SHORT PROBLEM: Scan the listing below. Report each line that includes "Elements".
★ ★ ★ ★
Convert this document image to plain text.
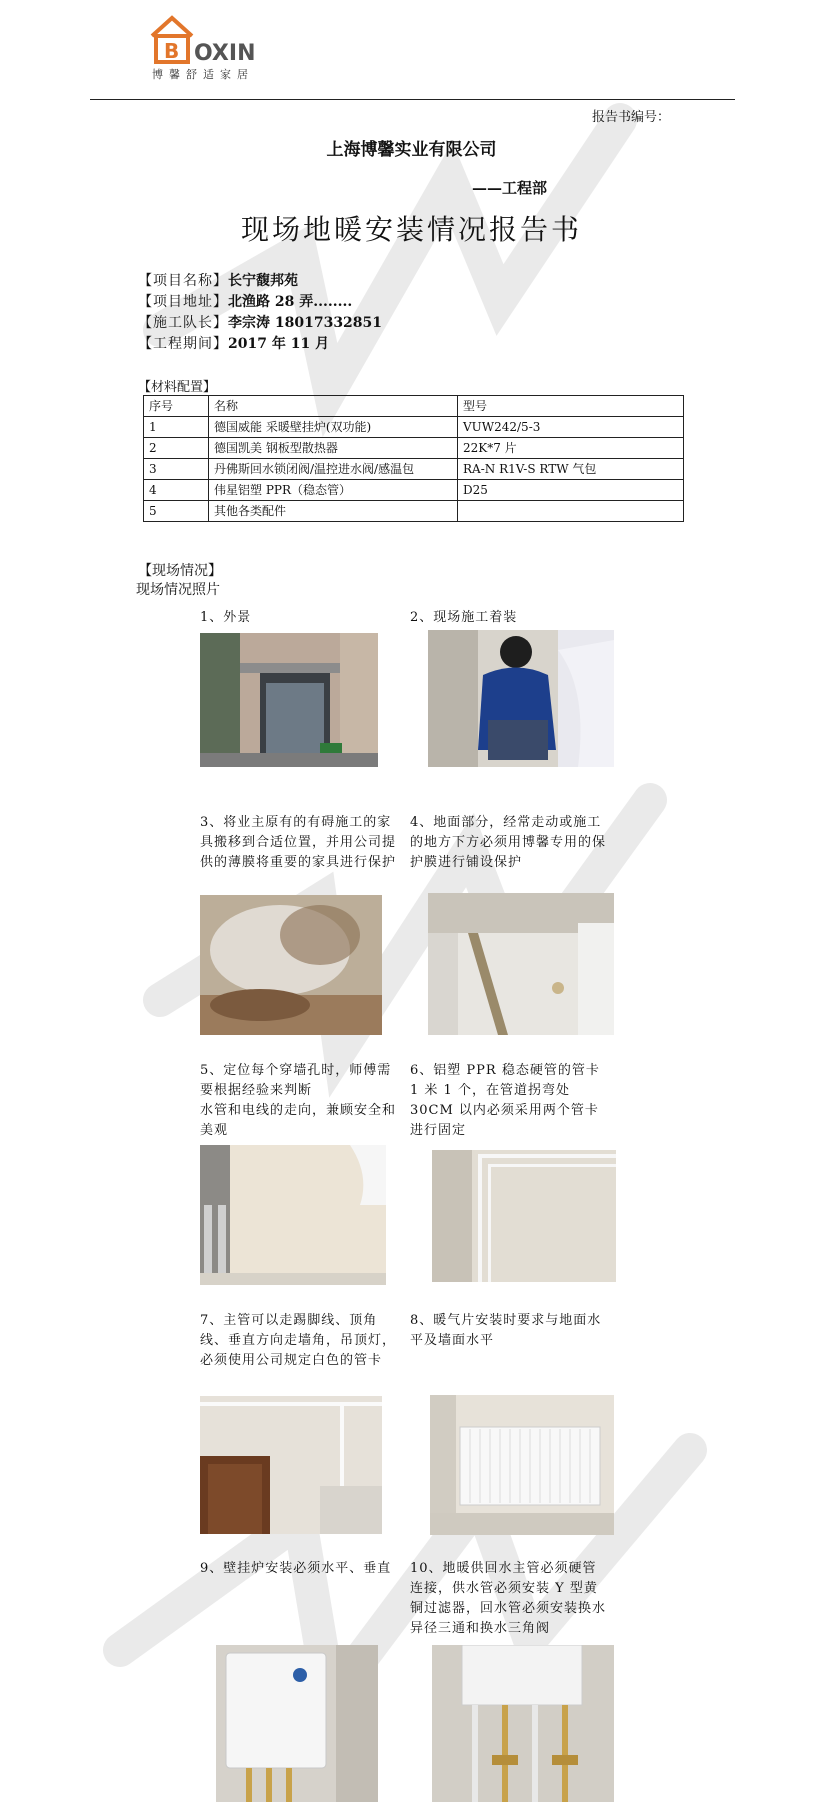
B OXIN
博馨舒适家居
报告书编号：
上海博馨实业有限公司
——工程部
现场地暖安装情况报告书
【项目名称】长宁馥邦苑
【项目地址】北渔路 28 弄........
【施工队长】李宗涛 18017332851
【工程期间】2017 年 11 月
【材料配置】
序号	名称	型号
1	德国威能 采暖壁挂炉(双功能)	VUW242/5-3
2	德国凯美 钢板型散热器	22K*7 片
3	丹佛斯回水锁闭阀/温控进水阀/感温包	RA-N R1V-S RTW 气包
4	伟星铝塑 PPR（稳态管）	D25
5	其他各类配件	
【现场情况】
现场情况照片
1、外景	2、现场施工着装
3、将业主原有的有碍施工的家具搬移到合适位置，并用公司提供的薄膜将重要的家具进行保护
4、地面部分，经常走动或施工的地方下方必须用博馨专用的保护膜进行铺设保护
5、定位每个穿墙孔时，师傅需要根据经验来判断
水管和电线的走向，兼顾安全和美观
6、铝塑 PPR 稳态硬管的管卡 1 米 1 个，在管道拐弯处 30CM 以内必须采用两个管卡进行固定
7、主管可以走踢脚线、顶角线、垂直方向走墙角，吊顶灯，必须使用公司规定白色的管卡
8、暖气片安装时要求与地面水平及墙面水平
9、壁挂炉安装必须水平、垂直	10、地暖供回水主管必须硬管连接，供水管必须安装 Y 型黄铜过滤器，回水管必须安装换水异径三通和换水三角阀
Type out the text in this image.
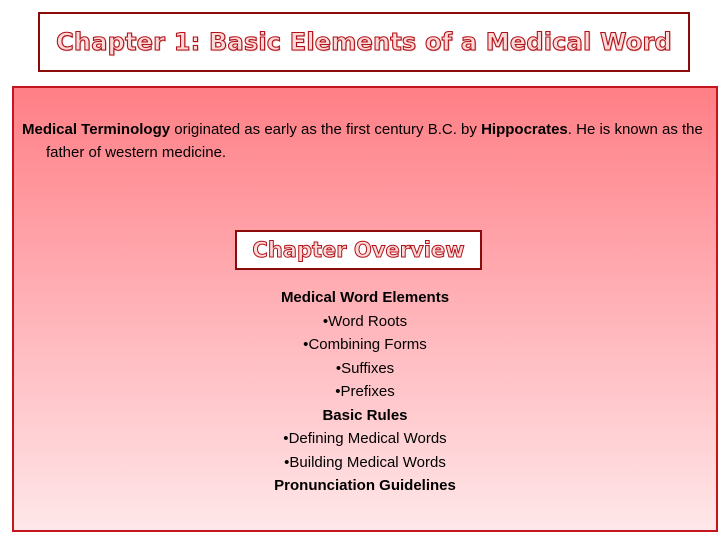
Chapter 1: Basic Elements of a Medical Word

Medical Terminology originated as early as the first century B.C. by Hippocrates. He is known as the father of western medicine.

Chapter Overview
Medical Word Elements
• Word Roots
• Combining Forms
• Suffixes
• Prefixes
Basic Rules
• Defining Medical Words
• Building Medical Words
Pronunciation Guidelines
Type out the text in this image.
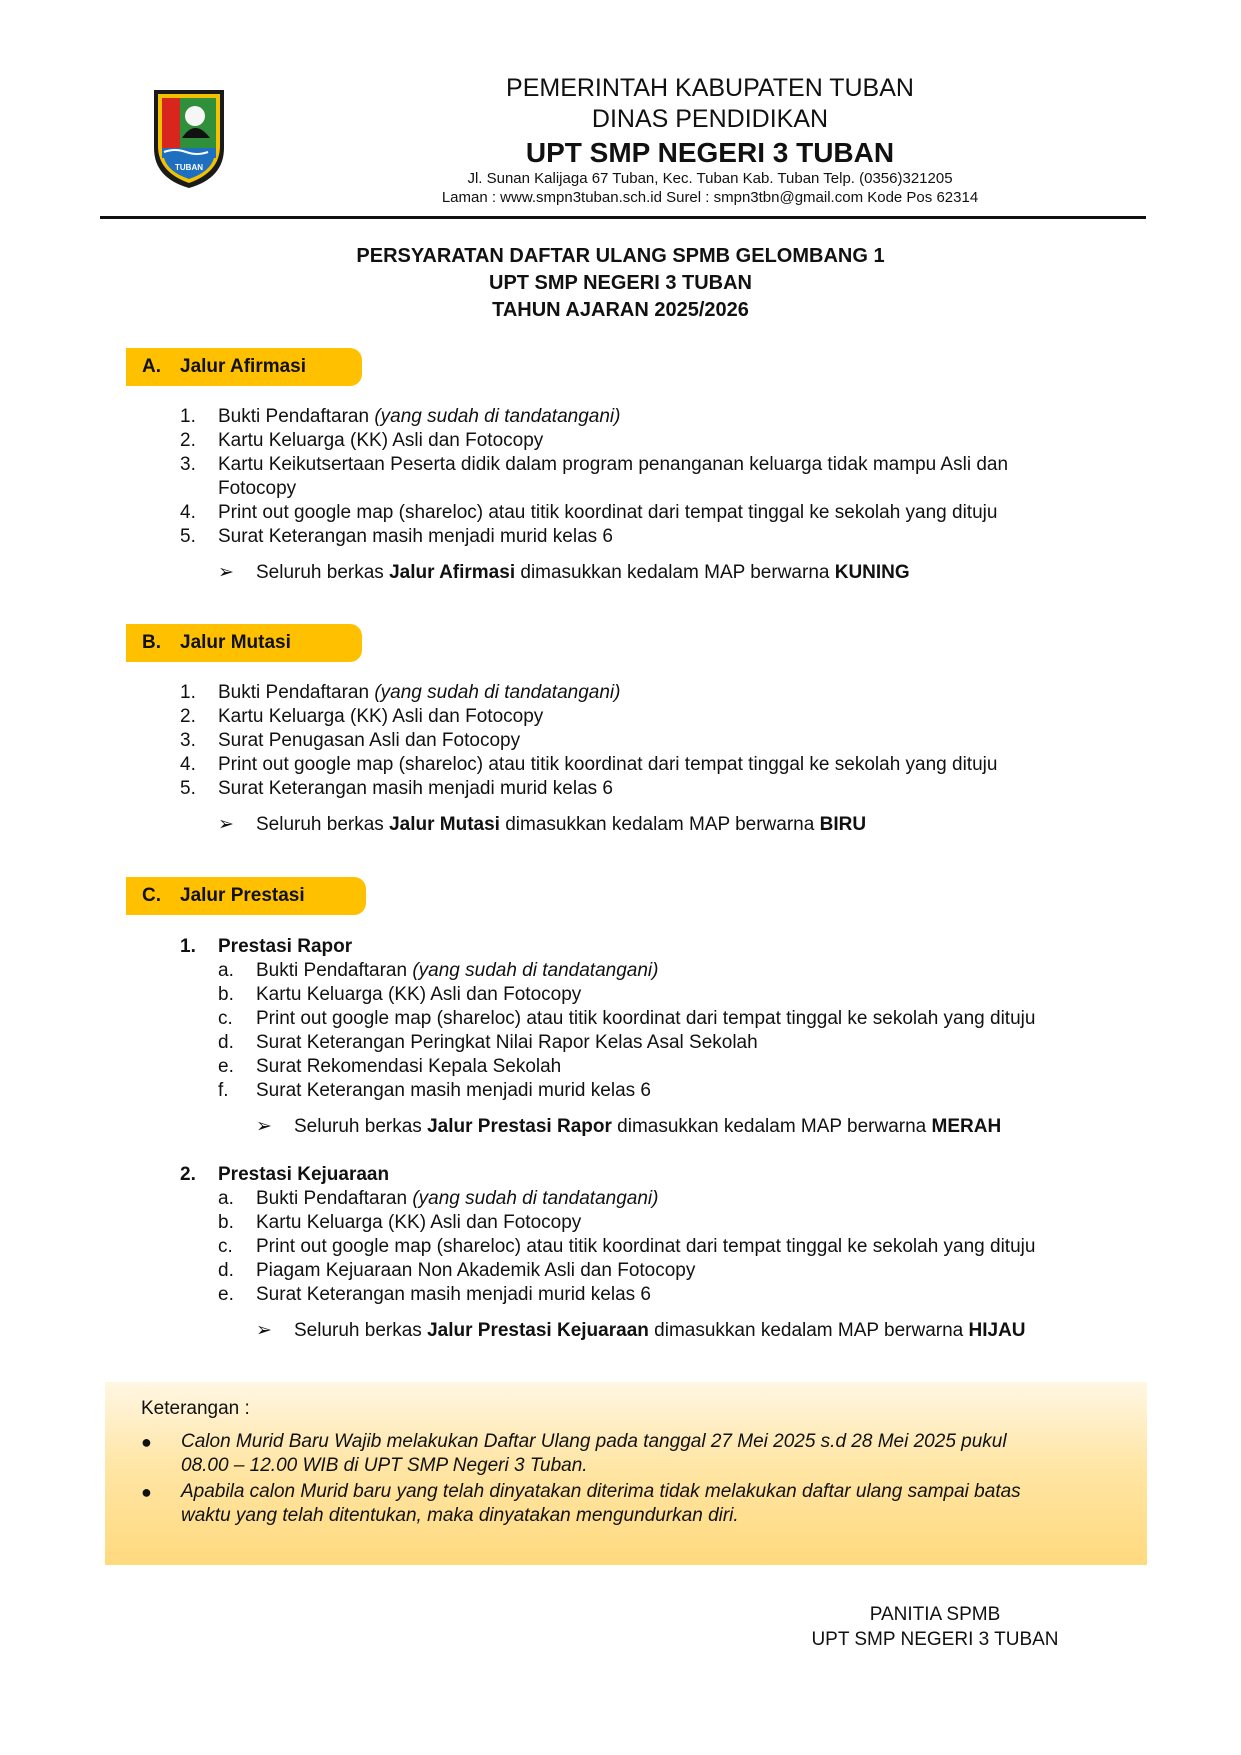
TUBAN
PEMERINTAH KABUPATEN TUBAN
DINAS PENDIDIKAN
UPT SMP NEGERI 3 TUBAN
Jl. Sunan Kalijaga 67 Tuban, Kec. Tuban Kab. Tuban Telp. (0356)321205
Laman : www.smpn3tuban.sch.id Surel : smpn3tbn@gmail.com Kode Pos 62314
PERSYARATAN DAFTAR ULANG SPMB GELOMBANG 1
UPT SMP NEGERI 3 TUBAN
TAHUN AJARAN 2025/2026
A. Jalur Afirmasi
1. Bukti Pendaftaran (yang sudah di tandatangani)
2. Kartu Keluarga (KK) Asli dan Fotocopy
3. Kartu Keikutsertaan Peserta didik dalam program penanganan keluarga tidak mampu Asli dan
Fotocopy
4. Print out google map (shareloc) atau titik koordinat dari tempat tinggal ke sekolah yang dituju
5. Surat Keterangan masih menjadi murid kelas 6
➢ Seluruh berkas Jalur Afirmasi dimasukkan kedalam MAP berwarna KUNING
B. Jalur Mutasi
1. Bukti Pendaftaran (yang sudah di tandatangani)
2. Kartu Keluarga (KK) Asli dan Fotocopy
3. Surat Penugasan Asli dan Fotocopy
4. Print out google map (shareloc) atau titik koordinat dari tempat tinggal ke sekolah yang dituju
5. Surat Keterangan masih menjadi murid kelas 6
➢ Seluruh berkas Jalur Mutasi dimasukkan kedalam MAP berwarna BIRU
C. Jalur Prestasi
1. Prestasi Rapor
a. Bukti Pendaftaran (yang sudah di tandatangani)
b. Kartu Keluarga (KK) Asli dan Fotocopy
c. Print out google map (shareloc) atau titik koordinat dari tempat tinggal ke sekolah yang dituju
d. Surat Keterangan Peringkat Nilai Rapor Kelas Asal Sekolah
e. Surat Rekomendasi Kepala Sekolah
f. Surat Keterangan masih menjadi murid kelas 6
➢ Seluruh berkas Jalur Prestasi Rapor dimasukkan kedalam MAP berwarna MERAH
2. Prestasi Kejuaraan
a. Bukti Pendaftaran (yang sudah di tandatangani)
b. Kartu Keluarga (KK) Asli dan Fotocopy
c. Print out google map (shareloc) atau titik koordinat dari tempat tinggal ke sekolah yang dituju
d. Piagam Kejuaraan Non Akademik Asli dan Fotocopy
e. Surat Keterangan masih menjadi murid kelas 6
➢ Seluruh berkas Jalur Prestasi Kejuaraan dimasukkan kedalam MAP berwarna HIJAU
Keterangan :
● Calon Murid Baru Wajib melakukan Daftar Ulang pada tanggal 27 Mei 2025 s.d 28 Mei 2025 pukul
08.00 – 12.00 WIB di UPT SMP Negeri 3 Tuban.
● Apabila calon Murid baru yang telah dinyatakan diterima tidak melakukan daftar ulang sampai batas
waktu yang telah ditentukan, maka dinyatakan mengundurkan diri.
PANITIA SPMB
UPT SMP NEGERI 3 TUBAN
★ ★ ★ ★
RESPONSE:
Chapter 1: Basic Elements of a Medical Word
Medical Word Elements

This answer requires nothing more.